- **Data records**
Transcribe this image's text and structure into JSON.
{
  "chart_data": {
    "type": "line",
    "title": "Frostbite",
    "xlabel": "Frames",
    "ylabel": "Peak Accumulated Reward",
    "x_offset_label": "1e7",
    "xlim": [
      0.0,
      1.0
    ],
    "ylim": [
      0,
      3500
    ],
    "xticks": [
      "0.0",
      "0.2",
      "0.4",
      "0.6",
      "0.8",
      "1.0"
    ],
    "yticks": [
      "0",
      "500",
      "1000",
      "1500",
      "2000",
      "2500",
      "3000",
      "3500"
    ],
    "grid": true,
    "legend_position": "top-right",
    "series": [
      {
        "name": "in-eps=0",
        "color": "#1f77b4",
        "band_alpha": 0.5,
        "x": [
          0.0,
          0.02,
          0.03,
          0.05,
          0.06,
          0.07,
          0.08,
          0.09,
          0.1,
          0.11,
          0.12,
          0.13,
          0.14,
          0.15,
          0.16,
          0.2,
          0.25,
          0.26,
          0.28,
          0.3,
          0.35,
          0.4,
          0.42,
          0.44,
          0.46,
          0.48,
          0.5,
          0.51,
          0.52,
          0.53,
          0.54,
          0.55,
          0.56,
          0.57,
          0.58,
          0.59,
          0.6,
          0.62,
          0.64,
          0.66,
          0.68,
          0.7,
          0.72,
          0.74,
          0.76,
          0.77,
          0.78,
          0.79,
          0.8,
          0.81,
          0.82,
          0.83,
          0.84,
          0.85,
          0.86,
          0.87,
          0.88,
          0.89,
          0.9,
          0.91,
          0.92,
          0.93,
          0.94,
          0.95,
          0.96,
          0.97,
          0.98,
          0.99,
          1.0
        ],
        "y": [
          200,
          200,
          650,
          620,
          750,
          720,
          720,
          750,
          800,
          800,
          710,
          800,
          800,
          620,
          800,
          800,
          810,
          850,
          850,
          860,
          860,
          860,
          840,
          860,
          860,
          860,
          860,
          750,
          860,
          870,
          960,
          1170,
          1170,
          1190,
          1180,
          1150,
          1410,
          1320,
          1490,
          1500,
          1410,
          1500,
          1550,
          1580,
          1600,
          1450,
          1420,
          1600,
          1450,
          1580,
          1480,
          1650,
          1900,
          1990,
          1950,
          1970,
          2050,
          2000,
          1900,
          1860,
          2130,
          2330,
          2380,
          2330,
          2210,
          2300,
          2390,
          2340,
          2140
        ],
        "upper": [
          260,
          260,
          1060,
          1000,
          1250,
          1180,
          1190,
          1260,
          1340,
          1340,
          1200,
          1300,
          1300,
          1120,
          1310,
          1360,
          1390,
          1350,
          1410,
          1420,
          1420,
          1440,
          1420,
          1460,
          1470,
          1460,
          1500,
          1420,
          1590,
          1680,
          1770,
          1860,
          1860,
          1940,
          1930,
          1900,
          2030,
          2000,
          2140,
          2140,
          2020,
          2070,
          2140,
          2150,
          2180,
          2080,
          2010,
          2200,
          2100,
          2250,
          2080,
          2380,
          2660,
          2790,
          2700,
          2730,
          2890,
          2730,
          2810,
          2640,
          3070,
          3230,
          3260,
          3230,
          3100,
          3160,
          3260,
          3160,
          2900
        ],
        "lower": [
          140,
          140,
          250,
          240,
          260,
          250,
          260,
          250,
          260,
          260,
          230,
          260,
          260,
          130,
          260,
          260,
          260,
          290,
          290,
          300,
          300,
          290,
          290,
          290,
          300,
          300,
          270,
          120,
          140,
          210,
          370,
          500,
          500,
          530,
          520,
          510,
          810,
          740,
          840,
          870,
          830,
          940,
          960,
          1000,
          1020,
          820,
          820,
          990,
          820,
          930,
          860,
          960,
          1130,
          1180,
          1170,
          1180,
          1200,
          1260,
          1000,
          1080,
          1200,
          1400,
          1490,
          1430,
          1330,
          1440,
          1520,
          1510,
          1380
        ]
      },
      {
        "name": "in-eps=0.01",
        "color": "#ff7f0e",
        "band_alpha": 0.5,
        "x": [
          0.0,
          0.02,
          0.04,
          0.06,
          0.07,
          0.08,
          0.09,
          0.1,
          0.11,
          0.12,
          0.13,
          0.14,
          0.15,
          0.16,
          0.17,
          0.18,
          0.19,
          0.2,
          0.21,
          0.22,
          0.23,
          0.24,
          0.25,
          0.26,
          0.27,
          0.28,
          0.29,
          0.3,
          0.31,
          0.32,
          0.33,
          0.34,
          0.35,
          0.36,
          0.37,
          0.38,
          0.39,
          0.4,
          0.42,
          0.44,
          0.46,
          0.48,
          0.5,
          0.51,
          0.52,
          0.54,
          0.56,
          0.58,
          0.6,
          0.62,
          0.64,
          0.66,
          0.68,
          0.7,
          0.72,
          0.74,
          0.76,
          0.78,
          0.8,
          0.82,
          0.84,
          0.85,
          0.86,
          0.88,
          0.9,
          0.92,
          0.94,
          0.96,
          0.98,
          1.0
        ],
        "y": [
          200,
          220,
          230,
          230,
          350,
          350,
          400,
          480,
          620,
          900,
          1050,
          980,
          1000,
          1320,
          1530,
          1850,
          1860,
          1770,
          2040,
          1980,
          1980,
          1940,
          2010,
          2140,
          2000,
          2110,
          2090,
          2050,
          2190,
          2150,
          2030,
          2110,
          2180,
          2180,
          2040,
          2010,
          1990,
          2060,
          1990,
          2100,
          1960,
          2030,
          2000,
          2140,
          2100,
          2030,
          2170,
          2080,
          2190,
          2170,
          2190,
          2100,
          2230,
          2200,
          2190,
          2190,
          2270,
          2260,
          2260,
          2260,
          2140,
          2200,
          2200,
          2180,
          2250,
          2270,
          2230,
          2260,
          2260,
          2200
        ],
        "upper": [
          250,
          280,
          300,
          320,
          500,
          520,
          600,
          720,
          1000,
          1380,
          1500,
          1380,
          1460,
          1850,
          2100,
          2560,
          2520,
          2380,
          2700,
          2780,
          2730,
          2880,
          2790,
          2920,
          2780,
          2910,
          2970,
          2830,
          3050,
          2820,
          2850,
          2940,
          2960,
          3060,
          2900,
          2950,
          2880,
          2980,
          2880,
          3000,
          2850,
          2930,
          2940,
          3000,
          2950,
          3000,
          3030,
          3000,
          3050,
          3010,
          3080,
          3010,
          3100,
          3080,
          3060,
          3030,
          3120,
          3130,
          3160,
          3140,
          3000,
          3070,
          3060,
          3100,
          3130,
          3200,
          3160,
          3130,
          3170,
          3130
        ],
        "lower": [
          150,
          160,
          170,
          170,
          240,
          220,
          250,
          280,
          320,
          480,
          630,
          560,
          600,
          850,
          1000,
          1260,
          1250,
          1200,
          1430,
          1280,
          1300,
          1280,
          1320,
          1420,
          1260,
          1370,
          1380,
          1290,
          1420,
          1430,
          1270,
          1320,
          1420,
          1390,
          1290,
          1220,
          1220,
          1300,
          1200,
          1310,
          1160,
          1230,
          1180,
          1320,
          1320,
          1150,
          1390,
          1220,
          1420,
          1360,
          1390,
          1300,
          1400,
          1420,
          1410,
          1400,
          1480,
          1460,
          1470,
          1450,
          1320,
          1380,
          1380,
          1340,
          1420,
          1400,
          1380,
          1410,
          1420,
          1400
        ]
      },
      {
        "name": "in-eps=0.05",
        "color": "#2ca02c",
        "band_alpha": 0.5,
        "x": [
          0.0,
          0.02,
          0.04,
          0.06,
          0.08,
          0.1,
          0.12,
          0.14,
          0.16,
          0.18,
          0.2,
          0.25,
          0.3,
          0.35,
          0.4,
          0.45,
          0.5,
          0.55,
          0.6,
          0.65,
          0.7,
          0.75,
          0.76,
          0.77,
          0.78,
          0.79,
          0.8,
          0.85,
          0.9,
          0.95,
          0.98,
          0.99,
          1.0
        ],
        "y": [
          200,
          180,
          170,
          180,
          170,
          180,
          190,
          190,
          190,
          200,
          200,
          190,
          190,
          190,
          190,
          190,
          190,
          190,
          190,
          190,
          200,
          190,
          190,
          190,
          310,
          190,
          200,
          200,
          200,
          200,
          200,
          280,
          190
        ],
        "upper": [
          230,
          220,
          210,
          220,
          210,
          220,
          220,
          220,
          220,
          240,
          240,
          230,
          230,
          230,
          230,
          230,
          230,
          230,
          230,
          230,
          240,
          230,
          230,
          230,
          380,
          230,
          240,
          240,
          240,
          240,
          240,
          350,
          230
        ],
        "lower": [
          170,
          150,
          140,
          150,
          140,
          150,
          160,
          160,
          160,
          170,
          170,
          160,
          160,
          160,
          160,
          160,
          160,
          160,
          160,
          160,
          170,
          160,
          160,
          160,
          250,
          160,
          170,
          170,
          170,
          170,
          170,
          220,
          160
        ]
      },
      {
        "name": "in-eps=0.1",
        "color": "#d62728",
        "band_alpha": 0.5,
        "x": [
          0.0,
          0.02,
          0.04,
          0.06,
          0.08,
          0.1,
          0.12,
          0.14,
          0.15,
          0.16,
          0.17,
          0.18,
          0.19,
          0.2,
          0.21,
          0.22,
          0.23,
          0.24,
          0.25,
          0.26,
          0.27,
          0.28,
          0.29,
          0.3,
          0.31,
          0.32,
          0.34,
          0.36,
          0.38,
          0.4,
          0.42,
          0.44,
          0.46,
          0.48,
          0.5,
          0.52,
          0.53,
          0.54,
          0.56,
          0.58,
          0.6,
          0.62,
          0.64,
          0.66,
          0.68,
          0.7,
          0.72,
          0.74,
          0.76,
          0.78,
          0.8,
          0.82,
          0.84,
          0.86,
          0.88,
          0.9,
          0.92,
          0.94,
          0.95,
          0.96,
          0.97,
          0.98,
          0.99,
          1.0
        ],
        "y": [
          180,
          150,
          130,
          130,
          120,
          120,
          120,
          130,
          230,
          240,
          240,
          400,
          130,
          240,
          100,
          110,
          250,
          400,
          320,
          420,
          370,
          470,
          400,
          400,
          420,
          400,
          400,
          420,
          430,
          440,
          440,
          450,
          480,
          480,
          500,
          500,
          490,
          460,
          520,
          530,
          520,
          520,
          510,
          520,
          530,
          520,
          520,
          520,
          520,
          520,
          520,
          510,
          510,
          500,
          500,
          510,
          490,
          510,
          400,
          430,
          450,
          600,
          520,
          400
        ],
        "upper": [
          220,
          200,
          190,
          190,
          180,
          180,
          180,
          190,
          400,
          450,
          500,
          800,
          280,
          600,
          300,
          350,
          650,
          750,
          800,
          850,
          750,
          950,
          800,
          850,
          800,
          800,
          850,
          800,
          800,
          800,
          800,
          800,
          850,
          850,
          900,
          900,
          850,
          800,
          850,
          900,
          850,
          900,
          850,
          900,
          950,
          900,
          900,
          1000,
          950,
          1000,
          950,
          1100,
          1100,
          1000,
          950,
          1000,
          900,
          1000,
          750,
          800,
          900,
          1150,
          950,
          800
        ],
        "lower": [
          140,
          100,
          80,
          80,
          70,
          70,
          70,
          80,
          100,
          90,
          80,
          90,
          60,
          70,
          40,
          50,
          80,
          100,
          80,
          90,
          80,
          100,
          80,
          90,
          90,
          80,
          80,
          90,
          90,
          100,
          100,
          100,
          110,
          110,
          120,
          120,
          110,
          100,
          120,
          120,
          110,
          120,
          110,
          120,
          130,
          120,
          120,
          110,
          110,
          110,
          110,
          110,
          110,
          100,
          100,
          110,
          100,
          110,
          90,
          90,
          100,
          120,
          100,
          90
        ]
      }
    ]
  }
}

- **What to do**
Copy in full each line that holds the word "name".

- **Final result**
        "name": "in-eps=0",
        "name": "in-eps=0.01",
        "name": "in-eps=0.05",
        "name": "in-eps=0.1",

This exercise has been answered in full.